→ Exercise directions
Single out the lines that include the word "text". Copy them.

→ Data for this exercise
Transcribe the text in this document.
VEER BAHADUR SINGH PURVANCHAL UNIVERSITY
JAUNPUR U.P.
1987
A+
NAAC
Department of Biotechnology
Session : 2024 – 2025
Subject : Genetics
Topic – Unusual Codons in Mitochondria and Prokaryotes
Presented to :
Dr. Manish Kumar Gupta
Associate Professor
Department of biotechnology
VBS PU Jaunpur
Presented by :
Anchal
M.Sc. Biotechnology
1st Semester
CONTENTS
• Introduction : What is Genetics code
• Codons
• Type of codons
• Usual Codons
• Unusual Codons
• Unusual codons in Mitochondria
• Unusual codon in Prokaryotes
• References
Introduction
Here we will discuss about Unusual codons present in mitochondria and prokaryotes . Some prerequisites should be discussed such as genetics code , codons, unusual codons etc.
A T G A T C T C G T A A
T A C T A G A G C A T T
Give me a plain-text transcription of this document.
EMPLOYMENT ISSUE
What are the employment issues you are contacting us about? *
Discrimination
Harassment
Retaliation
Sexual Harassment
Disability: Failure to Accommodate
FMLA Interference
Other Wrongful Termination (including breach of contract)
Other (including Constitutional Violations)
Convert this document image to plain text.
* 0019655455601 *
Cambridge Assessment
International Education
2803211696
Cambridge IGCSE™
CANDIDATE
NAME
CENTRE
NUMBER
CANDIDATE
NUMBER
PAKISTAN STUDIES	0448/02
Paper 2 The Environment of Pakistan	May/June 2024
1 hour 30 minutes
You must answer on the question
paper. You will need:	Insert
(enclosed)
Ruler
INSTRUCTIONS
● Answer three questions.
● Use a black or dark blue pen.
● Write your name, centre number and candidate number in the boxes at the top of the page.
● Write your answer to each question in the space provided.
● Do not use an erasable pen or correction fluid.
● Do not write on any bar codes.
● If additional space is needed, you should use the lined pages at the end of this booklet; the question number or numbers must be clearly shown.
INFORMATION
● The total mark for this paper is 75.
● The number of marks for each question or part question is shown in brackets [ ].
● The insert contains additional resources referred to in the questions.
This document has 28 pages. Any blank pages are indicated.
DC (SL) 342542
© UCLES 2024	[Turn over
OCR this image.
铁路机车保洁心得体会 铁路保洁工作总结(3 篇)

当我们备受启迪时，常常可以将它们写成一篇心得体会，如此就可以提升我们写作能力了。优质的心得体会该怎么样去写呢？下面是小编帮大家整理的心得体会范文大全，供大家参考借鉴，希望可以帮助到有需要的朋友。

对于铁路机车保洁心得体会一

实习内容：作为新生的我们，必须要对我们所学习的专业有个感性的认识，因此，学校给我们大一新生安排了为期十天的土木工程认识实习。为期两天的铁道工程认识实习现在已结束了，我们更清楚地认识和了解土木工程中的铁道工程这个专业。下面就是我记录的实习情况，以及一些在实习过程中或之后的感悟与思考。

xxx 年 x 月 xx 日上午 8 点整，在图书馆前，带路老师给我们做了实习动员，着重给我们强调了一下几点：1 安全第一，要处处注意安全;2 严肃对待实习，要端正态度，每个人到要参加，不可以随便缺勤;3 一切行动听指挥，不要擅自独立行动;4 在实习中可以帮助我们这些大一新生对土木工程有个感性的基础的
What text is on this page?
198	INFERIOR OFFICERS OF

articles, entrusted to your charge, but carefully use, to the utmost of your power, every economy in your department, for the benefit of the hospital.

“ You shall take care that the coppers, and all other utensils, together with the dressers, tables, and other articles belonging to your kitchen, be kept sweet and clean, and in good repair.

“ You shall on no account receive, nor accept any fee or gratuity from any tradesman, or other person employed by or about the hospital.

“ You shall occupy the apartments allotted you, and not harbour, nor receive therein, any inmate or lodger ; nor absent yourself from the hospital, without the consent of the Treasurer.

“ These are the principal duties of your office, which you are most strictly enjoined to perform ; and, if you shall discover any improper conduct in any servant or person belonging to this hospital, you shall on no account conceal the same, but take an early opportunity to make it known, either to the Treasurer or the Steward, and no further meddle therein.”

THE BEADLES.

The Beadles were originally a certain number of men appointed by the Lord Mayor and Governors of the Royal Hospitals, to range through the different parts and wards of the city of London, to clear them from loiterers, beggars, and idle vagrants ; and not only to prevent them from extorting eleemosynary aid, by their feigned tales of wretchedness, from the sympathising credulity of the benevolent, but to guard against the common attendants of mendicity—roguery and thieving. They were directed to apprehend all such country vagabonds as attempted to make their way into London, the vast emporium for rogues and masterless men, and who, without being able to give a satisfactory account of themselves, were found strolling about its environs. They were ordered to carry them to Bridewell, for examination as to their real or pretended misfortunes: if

→ Exercise answer
Transcribe the text in this document.
Give me a plain-text transcription of this document.
Convert this document image to plain text.
What text is on this page?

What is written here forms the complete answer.